**PROBLEM TO SOLVE**
Print the rows from the first one through the row that contains "ohlc-value: 0.00060162: [608, 16, 674, 27]", both ends included, reproducing each line without changes.

**PROVIDED ENTRIES**
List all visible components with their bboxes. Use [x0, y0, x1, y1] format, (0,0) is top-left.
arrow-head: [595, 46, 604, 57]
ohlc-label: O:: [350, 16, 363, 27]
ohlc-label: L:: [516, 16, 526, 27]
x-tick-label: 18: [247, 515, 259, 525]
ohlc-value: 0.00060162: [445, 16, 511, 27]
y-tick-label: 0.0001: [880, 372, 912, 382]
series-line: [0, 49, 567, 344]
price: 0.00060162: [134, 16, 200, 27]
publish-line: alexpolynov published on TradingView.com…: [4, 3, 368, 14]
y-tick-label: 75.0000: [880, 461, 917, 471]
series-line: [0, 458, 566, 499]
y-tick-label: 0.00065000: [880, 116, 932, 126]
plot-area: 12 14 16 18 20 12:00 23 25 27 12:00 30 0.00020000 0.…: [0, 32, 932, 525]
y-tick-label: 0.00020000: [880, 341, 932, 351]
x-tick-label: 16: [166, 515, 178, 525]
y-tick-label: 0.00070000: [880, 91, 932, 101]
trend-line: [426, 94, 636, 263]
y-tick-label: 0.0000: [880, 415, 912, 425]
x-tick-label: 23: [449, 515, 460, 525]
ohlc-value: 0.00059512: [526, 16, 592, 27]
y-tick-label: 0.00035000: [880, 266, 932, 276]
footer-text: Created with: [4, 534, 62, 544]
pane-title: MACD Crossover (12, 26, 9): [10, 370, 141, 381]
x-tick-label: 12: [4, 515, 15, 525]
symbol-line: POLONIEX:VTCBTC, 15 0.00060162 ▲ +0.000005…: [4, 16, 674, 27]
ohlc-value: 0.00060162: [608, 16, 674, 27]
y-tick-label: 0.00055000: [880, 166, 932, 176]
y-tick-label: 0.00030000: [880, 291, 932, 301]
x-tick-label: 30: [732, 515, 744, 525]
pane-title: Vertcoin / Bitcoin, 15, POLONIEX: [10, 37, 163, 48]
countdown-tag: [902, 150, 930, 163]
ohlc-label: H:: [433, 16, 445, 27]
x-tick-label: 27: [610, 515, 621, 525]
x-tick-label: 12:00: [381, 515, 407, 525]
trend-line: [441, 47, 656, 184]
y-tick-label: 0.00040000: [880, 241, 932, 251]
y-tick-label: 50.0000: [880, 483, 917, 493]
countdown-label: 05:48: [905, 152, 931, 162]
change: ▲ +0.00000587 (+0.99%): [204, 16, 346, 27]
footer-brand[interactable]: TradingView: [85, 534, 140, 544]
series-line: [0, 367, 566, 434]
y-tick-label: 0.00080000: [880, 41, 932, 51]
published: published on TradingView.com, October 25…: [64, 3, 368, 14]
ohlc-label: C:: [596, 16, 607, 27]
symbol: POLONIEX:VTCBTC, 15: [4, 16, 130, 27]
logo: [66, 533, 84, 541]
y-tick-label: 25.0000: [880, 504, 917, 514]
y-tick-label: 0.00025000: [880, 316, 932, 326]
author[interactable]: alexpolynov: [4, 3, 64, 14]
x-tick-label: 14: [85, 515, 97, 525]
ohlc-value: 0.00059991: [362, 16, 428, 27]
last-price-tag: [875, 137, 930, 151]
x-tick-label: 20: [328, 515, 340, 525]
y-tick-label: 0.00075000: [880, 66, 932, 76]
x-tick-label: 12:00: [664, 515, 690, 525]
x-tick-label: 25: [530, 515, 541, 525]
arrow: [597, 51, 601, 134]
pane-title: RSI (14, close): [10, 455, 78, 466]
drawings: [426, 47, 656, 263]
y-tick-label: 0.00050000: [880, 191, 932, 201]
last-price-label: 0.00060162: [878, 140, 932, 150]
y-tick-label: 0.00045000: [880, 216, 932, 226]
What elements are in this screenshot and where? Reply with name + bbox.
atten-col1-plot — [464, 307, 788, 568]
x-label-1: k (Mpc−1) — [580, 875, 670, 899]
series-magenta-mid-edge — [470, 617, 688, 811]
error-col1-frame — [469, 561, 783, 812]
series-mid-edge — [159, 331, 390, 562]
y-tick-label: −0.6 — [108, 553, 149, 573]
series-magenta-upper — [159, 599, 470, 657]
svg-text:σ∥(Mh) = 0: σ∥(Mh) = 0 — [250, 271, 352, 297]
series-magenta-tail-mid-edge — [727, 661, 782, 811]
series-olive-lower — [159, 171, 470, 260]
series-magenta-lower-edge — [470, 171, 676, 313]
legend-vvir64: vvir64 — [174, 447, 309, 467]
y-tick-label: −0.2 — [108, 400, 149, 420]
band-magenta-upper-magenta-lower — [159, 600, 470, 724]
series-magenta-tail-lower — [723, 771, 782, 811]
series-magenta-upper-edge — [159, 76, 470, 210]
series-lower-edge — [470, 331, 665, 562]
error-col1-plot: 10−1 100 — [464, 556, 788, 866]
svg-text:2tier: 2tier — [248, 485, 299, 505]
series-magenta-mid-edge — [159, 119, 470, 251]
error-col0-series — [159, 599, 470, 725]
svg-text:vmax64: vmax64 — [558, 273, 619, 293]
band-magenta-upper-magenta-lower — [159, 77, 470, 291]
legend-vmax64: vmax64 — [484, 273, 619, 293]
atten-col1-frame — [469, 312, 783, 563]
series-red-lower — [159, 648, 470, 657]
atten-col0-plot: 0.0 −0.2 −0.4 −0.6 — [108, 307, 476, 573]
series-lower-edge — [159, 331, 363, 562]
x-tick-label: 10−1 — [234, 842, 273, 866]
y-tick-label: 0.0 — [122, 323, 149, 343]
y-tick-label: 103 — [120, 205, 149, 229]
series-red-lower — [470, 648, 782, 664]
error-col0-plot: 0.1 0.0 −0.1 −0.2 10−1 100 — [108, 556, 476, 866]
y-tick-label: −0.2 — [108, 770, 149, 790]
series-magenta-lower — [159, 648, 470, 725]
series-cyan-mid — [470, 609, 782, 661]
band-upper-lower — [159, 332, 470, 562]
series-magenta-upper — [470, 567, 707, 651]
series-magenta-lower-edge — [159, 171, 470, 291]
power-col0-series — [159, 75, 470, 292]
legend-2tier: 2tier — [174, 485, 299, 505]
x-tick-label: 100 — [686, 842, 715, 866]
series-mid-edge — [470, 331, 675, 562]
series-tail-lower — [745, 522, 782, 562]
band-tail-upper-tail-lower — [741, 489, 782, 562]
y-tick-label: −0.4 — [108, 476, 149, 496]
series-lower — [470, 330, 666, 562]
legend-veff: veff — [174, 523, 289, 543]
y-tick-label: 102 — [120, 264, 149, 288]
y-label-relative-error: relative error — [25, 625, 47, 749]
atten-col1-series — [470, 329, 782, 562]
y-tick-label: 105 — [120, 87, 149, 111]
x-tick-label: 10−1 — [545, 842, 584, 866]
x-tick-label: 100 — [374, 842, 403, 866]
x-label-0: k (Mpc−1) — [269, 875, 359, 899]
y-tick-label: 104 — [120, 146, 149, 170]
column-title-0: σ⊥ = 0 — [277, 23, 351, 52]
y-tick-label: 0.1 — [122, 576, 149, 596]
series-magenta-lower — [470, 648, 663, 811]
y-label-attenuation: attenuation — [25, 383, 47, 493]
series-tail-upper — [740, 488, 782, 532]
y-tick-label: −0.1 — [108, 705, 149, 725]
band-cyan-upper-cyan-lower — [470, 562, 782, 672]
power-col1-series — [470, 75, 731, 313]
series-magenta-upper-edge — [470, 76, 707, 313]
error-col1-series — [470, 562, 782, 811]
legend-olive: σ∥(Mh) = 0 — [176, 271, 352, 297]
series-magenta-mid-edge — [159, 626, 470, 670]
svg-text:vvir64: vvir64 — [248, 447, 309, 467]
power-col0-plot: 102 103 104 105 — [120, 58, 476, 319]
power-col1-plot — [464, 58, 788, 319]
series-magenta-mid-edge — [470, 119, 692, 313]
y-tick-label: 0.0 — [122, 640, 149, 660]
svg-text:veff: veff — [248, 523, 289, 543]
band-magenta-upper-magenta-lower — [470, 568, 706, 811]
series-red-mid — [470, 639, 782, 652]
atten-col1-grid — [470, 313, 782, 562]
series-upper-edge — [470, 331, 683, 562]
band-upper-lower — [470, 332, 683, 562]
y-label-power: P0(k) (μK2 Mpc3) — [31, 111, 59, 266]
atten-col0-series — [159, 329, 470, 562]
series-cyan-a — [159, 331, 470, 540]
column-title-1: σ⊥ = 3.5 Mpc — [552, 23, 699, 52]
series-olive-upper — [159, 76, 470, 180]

**RESULT OF THE TASK**
List all visible components with their bboxes. Use [x0, y0, x1, y1] format, (0,0) is top-left.
arrow-head: [595, 46, 604, 57]
ohlc-label: O:: [350, 16, 363, 27]
ohlc-label: L:: [516, 16, 526, 27]
x-tick-label: 18: [247, 515, 259, 525]
ohlc-value: 0.00060162: [445, 16, 511, 27]
y-tick-label: 0.0001: [880, 372, 912, 382]
series-line: [0, 49, 567, 344]
price: 0.00060162: [134, 16, 200, 27]
publish-line: alexpolynov published on TradingView.com…: [4, 3, 368, 14]
y-tick-label: 75.0000: [880, 461, 917, 471]
series-line: [0, 458, 566, 499]
y-tick-label: 0.00065000: [880, 116, 932, 126]
plot-area: 12 14 16 18 20 12:00 23 25 27 12:00 30 0.00020000 0.…: [0, 32, 932, 525]
y-tick-label: 0.00020000: [880, 341, 932, 351]
x-tick-label: 16: [166, 515, 178, 525]
y-tick-label: 0.00070000: [880, 91, 932, 101]
trend-line: [426, 94, 636, 263]
y-tick-label: 0.0000: [880, 415, 912, 425]
x-tick-label: 23: [449, 515, 460, 525]
ohlc-value: 0.00059512: [526, 16, 592, 27]
y-tick-label: 0.00035000: [880, 266, 932, 276]
footer-text: Created with: [4, 534, 62, 544]
pane-title: MACD Crossover (12, 26, 9): [10, 370, 141, 381]
x-tick-label: 12: [4, 515, 15, 525]
symbol-line: POLONIEX:VTCBTC, 15 0.00060162 ▲ +0.000005…: [4, 16, 674, 27]
ohlc-value: 0.00060162: [608, 16, 674, 27]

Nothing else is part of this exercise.